[Stored data entries]
----

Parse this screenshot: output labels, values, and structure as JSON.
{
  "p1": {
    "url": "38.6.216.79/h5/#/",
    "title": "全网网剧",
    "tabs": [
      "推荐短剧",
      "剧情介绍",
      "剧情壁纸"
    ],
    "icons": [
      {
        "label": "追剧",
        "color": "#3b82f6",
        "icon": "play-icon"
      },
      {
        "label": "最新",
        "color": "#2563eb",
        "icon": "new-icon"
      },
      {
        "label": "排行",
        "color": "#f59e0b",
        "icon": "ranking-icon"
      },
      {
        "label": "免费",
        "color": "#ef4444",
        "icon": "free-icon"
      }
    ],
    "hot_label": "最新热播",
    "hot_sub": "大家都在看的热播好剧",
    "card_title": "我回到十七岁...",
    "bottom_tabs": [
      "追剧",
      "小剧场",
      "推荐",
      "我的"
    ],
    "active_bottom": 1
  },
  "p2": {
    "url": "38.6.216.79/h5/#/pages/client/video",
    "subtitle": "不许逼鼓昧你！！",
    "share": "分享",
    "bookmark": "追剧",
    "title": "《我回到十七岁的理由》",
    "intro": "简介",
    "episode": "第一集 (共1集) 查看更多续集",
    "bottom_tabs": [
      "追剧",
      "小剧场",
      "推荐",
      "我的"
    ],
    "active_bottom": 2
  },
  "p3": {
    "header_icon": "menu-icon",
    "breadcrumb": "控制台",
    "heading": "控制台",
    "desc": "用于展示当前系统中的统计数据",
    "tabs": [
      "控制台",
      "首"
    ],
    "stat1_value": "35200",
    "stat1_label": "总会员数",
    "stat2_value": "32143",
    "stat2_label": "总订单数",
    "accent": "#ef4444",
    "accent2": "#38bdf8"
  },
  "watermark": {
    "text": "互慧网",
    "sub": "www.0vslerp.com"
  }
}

----

**SET EXERCISE:**
Write out every record, exactly as written.

**SOLUTION FOR THIS TASK:**
Parse this screenshot: output labels, values, and structure as JSON.
{
  "p1": {
    "url": "38.6.216.79/h5/#/",
    "title": "全网网剧",
    "tabs": [
      "推荐短剧",
      "剧情介绍",
      "剧情壁纸"
    ],
    "icons": [
      {
        "label": "追剧",
        "color": "#3b82f6",
        "icon": "play-icon"
      },
      {
        "label": "最新",
        "color": "#2563eb",
        "icon": "new-icon"
      },
      {
        "label": "排行",
        "color": "#f59e0b",
        "icon": "ranking-icon"
      },
      {
        "label": "免费",
        "color": "#ef4444",
        "icon": "free-icon"
      }
    ],
    "hot_label": "最新热播",
    "hot_sub": "大家都在看的热播好剧",
    "card_title": "我回到十七岁...",
    "bottom_tabs": [
      "追剧",
      "小剧场",
      "推荐",
      "我的"
    ],
    "active_bottom": 1
  },
  "p2": {
    "url": "38.6.216.79/h5/#/pages/client/video",
    "subtitle": "不许逼鼓昧你！！",
    "share": "分享",
    "bookmark": "追剧",
    "title": "《我回到十七岁的理由》",
    "intro": "简介",
    "episode": "第一集 (共1集) 查看更多续集",
    "bottom_tabs": [
      "追剧",
      "小剧场",
      "推荐",
      "我的"
    ],
    "active_bottom": 2
  },
  "p3": {
    "header_icon": "menu-icon",
    "breadcrumb": "控制台",
    "heading": "控制台",
    "desc": "用于展示当前系统中的统计数据",
    "tabs": [
      "控制台",
      "首"
    ],
    "stat1_value": "35200",
    "stat1_label": "总会员数",
    "stat2_value": "32143",
    "stat2_label": "总订单数",
    "accent": "#ef4444",
    "accent2": "#38bdf8"
  },
  "watermark": {
    "text": "互慧网",
    "sub": "www.0vslerp.com"
  }
}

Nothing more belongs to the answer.